— start of Input rows —

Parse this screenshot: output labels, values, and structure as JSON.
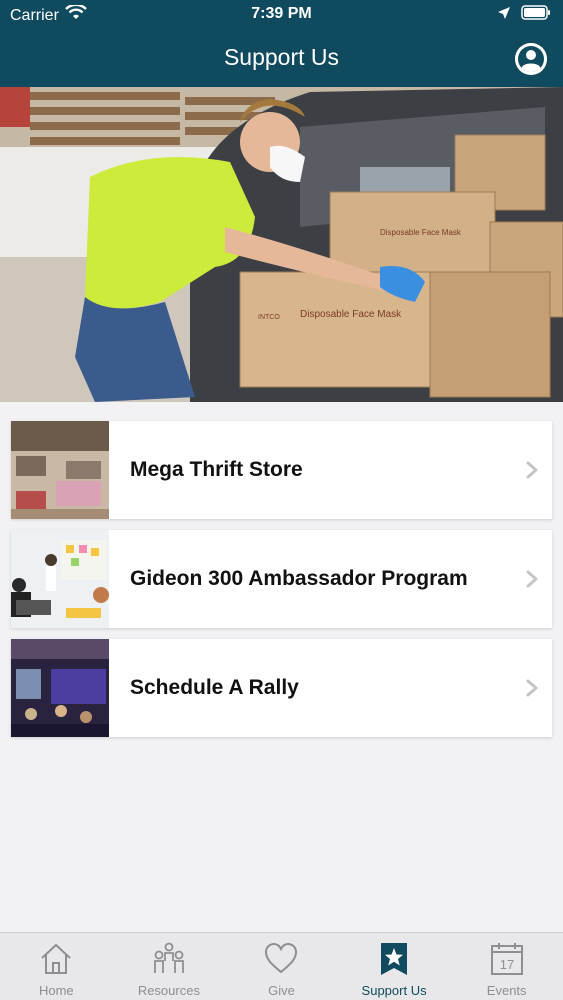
{
  "status": {
    "carrier": "Carrier",
    "time": "7:39 PM"
  },
  "nav": {
    "title": "Support Us"
  },
  "hero": {
    "box_label_main": "Disposable Face Mask",
    "box_label_side": "Disposable Face Mask",
    "brand": "INTCO"
  },
  "list": [
    {
      "title": "Mega Thrift Store"
    },
    {
      "title": "Gideon 300 Ambassador Program"
    },
    {
      "title": "Schedule A Rally"
    }
  ],
  "tabs": [
    {
      "label": "Home",
      "icon": "home-icon"
    },
    {
      "label": "Resources",
      "icon": "people-icon"
    },
    {
      "label": "Give",
      "icon": "heart-icon"
    },
    {
      "label": "Support Us",
      "icon": "star-badge-icon"
    },
    {
      "label": "Events",
      "icon": "calendar-icon"
    }
  ],
  "events_calendar_day": "17",
  "colors": {
    "header": "#0f4a5e",
    "active_tab": "#0f4a5e",
    "inactive_tab": "#8e8e93"
  }
}
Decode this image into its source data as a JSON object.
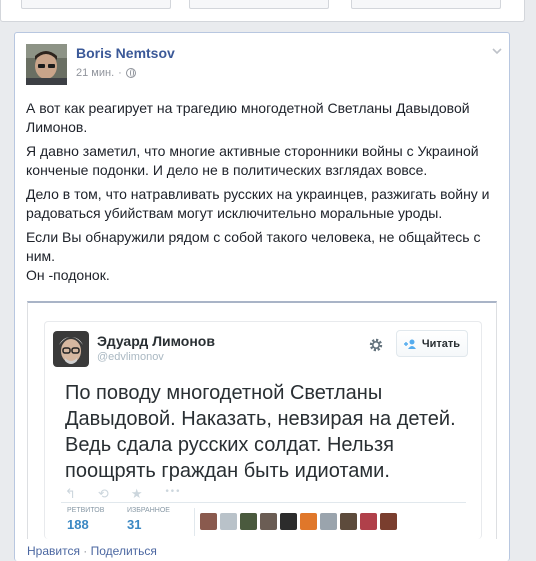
{
  "post": {
    "author": "Boris Nemtsov",
    "time": "21 мин.",
    "time_separator": "·",
    "paragraphs": [
      "А вот как реагирует на трагедию многодетной Светланы Давыдовой Лимонов.",
      "Я давно заметил, что многие активные сторонники войны с Украиной конченые подонки. И дело не в политических взглядах вовсе.",
      "Дело в том, что натравливать русских на украинцев, разжигать войну и радоваться убийствам могут исключительно моральные уроды.",
      "Если Вы обнаружили рядом с собой такого человека, не общайтесь с ним.",
      "Он -подонок."
    ]
  },
  "tweet": {
    "name": "Эдуард Лимонов",
    "handle": "@edvlimonov",
    "follow_label": "Читать",
    "text": "По поводу многодетной Светланы Давыдовой. Наказать, невзирая на детей. Ведь сдала русских солдат. Нельзя поощрять граждан быть идиотами.",
    "retweets_label": "РЕТВИТОВ",
    "retweets": "188",
    "favorites_label": "ИЗБРАННОЕ",
    "favorites": "31",
    "actions": {
      "reply": "↰",
      "retweet": "⟲",
      "favorite": "★",
      "more": "•••"
    },
    "face_colors": [
      "#8a5a4e",
      "#b9c2c9",
      "#4a5a3e",
      "#6b5d54",
      "#2c2c2c",
      "#e0772a",
      "#9aa4ad",
      "#5d4b3c",
      "#b0404a",
      "#7a3e2e"
    ]
  },
  "footer": {
    "like": "Нравится",
    "separator": "·",
    "share": "Поделиться"
  },
  "colors": {
    "link": "#3b5998",
    "twitter_blue": "#3b88c3"
  }
}
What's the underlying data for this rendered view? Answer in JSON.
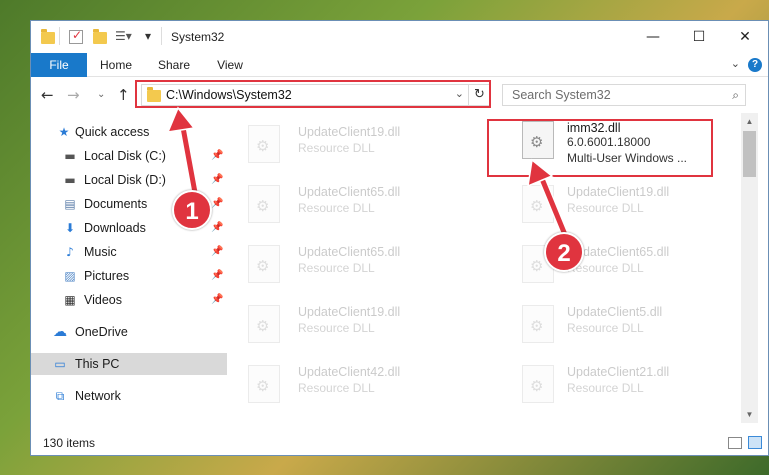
{
  "window": {
    "title": "System32",
    "controls": {
      "minimize": "—",
      "maximize": "☐",
      "close": "✕"
    }
  },
  "ribbon": {
    "tabs": [
      "File",
      "Home",
      "Share",
      "View"
    ],
    "help": "?"
  },
  "address_bar": {
    "path": "C:\\Windows\\System32",
    "search_placeholder": "Search System32"
  },
  "sidebar": {
    "quick_access": "Quick access",
    "items": [
      {
        "label": "Local Disk (C:)",
        "icon": "drive-icon",
        "pinned": true
      },
      {
        "label": "Local Disk (D:)",
        "icon": "drive-icon",
        "pinned": true
      },
      {
        "label": "Documents",
        "icon": "documents-icon",
        "pinned": true
      },
      {
        "label": "Downloads",
        "icon": "download-icon",
        "pinned": true
      },
      {
        "label": "Music",
        "icon": "music-icon",
        "pinned": true
      },
      {
        "label": "Pictures",
        "icon": "pictures-icon",
        "pinned": true
      },
      {
        "label": "Videos",
        "icon": "videos-icon",
        "pinned": true
      }
    ],
    "onedrive": "OneDrive",
    "this_pc": "This PC",
    "network": "Network"
  },
  "files": {
    "left_column": [
      {
        "name": "UpdateClient19.dll",
        "type": "Resource DLL"
      },
      {
        "name": "UpdateClient65.dll",
        "type": "Resource DLL"
      },
      {
        "name": "UpdateClient65.dll",
        "type": "Resource DLL"
      },
      {
        "name": "UpdateClient19.dll",
        "type": "Resource DLL"
      },
      {
        "name": "UpdateClient42.dll",
        "type": "Resource DLL"
      }
    ],
    "highlighted": {
      "name": "imm32.dll",
      "version": "6.0.6001.18000",
      "description": "Multi-User Windows ..."
    },
    "right_column": [
      {
        "name": "UpdateClient19.dll",
        "type": "Resource DLL"
      },
      {
        "name": "UpdateClient65.dll",
        "type": "Resource DLL"
      },
      {
        "name": "UpdateClient5.dll",
        "type": "Resource DLL"
      },
      {
        "name": "UpdateClient21.dll",
        "type": "Resource DLL"
      }
    ]
  },
  "status": {
    "item_count": "130 items"
  },
  "annotations": {
    "step1": "1",
    "step2": "2",
    "color": "#e0343f"
  }
}
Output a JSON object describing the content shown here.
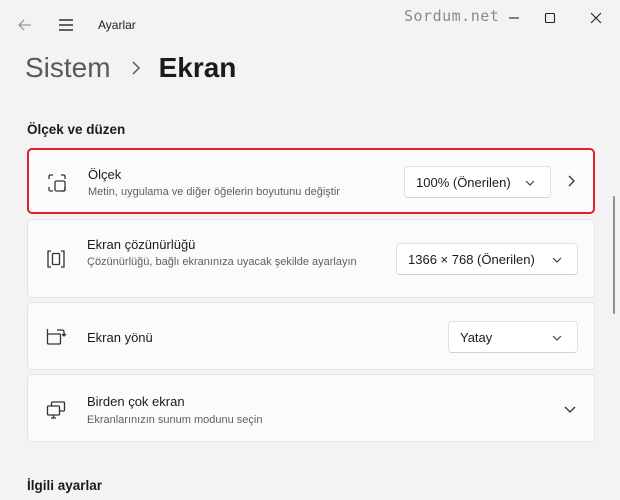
{
  "titlebar": {
    "title": "Ayarlar",
    "watermark": "Sordum.net",
    "icons": {
      "back": "back-arrow-icon",
      "menu": "hamburger-menu-icon",
      "minimize": "minimize-icon",
      "maximize": "maximize-icon",
      "close": "close-icon"
    }
  },
  "breadcrumb": {
    "parent": "Sistem",
    "current": "Ekran"
  },
  "sections": {
    "scale_layout": "Ölçek ve düzen",
    "related": "İlgili ayarlar"
  },
  "settings": {
    "scale": {
      "title": "Ölçek",
      "description": "Metin, uygulama ve diğer öğelerin boyutunu değiştir",
      "value": "100% (Önerilen)",
      "icon": "scale-icon"
    },
    "resolution": {
      "title": "Ekran çözünürlüğü",
      "description": "Çözünürlüğü, bağlı ekranınıza uyacak şekilde ayarlayın",
      "value": "1366 × 768 (Önerilen)",
      "icon": "resolution-icon"
    },
    "orientation": {
      "title": "Ekran yönü",
      "value": "Yatay",
      "icon": "orientation-icon"
    },
    "multiple": {
      "title": "Birden çok ekran",
      "description": "Ekranlarınızın sunum modunu seçin",
      "icon": "multiple-displays-icon"
    }
  },
  "colors": {
    "highlight": "#e0202a",
    "background": "#f3f3f3",
    "card": "#fbfbfb"
  }
}
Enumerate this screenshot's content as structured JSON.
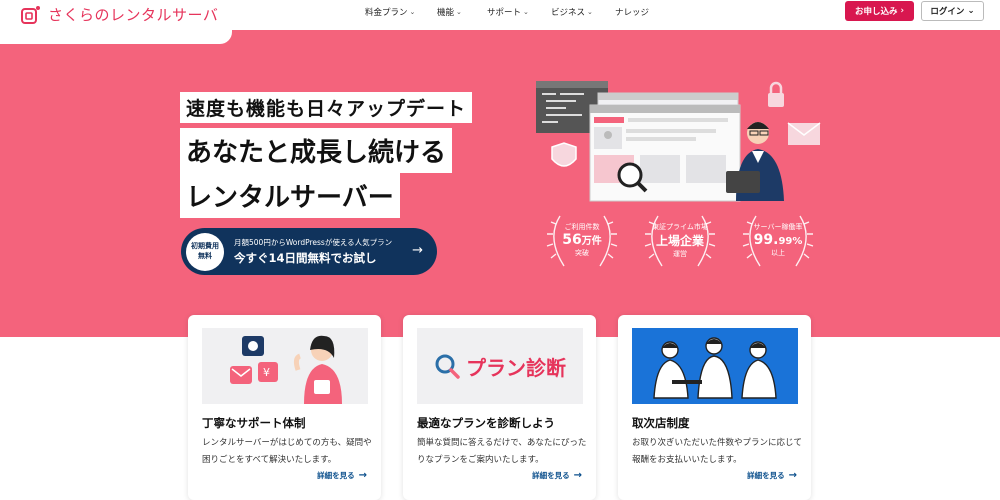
{
  "header": {
    "logo_text": "さくらのレンタルサーバ",
    "nav": [
      {
        "label": "料金プラン",
        "chevron": "⌄"
      },
      {
        "label": "機能",
        "chevron": "⌄"
      },
      {
        "label": "サポート",
        "chevron": "⌄"
      },
      {
        "label": "ビジネス",
        "chevron": "⌄"
      },
      {
        "label": "ナレッジ",
        "chevron": ""
      }
    ],
    "apply_label": "お申し込み",
    "apply_arrow": "›",
    "login_label": "ログイン",
    "login_chevron": "⌄"
  },
  "hero": {
    "tagline": "速度も機能も日々アップデート",
    "headline_line1": "あなたと成長し続ける",
    "headline_line2": "レンタルサーバー",
    "cta": {
      "badge_line1": "初期費用",
      "badge_line2": "無料",
      "sub": "月額500円からWordPressが使える人気プラン",
      "main": "今すぐ14日間無料でお試し",
      "arrow": "→"
    },
    "awards": [
      {
        "label": "ご利用件数",
        "value": "56",
        "unit": "万件",
        "caption": "突破"
      },
      {
        "label": "東証プライム市場",
        "value": "上場企業",
        "unit": "",
        "caption": "運営"
      },
      {
        "label": "サーバー稼働率",
        "value": "99.",
        "unit": "99%",
        "caption": "以上"
      }
    ]
  },
  "cards": [
    {
      "title": "丁寧なサポート体制",
      "text": "レンタルサーバーがはじめての方も、疑問や困りごとをすべて解決いたします。",
      "more": "詳細を見る",
      "arrow": "→"
    },
    {
      "title": "最適なプランを診断しよう",
      "text": "簡単な質問に答えるだけで、あなたにぴったりなプランをご案内いたします。",
      "more": "詳細を見る",
      "arrow": "→",
      "image_text": "プラン診断"
    },
    {
      "title": "取次店制度",
      "text": "お取り次ぎいただいた件数やプランに応じて報酬をお支払いいたします。",
      "more": "詳細を見る",
      "arrow": "→"
    }
  ],
  "colors": {
    "brand": "#e6345b",
    "hero_bg": "#f4637c",
    "cta_bg": "#10335c",
    "apply_bg": "#d8174f",
    "link": "#0b4f8c"
  }
}
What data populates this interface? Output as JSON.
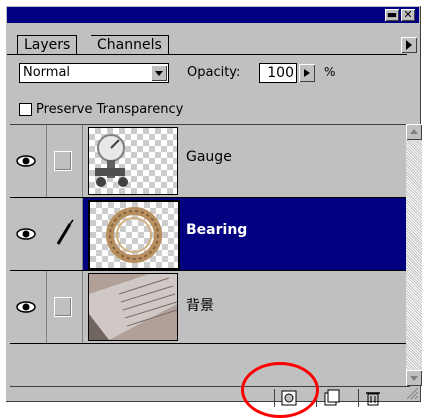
{
  "window": {
    "minimize_label": "▬",
    "close_label": "✕"
  },
  "tabs": [
    {
      "label": "Layers",
      "active": true
    },
    {
      "label": "Channels",
      "active": false
    }
  ],
  "options": {
    "blend_mode": "Normal",
    "opacity_label": "Opacity:",
    "opacity_value": "100",
    "percent": "%"
  },
  "preserve": {
    "label": "Preserve Transparency",
    "checked": false
  },
  "layers": [
    {
      "name": "Gauge",
      "visible": true,
      "selected": false,
      "brush": false
    },
    {
      "name": "Bearing",
      "visible": true,
      "selected": true,
      "brush": true
    },
    {
      "name": "背景",
      "visible": true,
      "selected": false,
      "brush": false
    }
  ],
  "bottom_buttons": [
    "add-layer-mask-icon",
    "new-layer-icon",
    "trash-icon"
  ],
  "colors": {
    "title_bar": "#000080",
    "selected_row": "#000080",
    "panel": "#c0c0c0",
    "highlight_circle": "#ff0000"
  }
}
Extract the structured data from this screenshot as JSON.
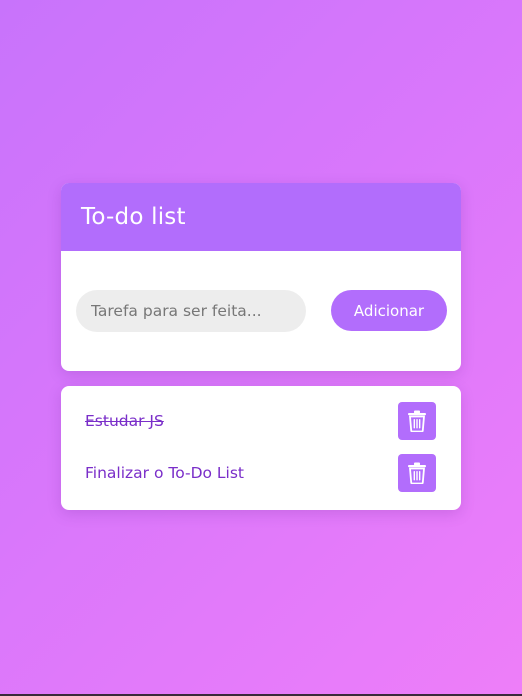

— end of Input rows —

◆ **What is asked**
Copy out every line that includes the word "object".

◆ **Reply to the exercise**
Decode this image into its source data as a JSON object.
Output a JSON object describing the content shown here.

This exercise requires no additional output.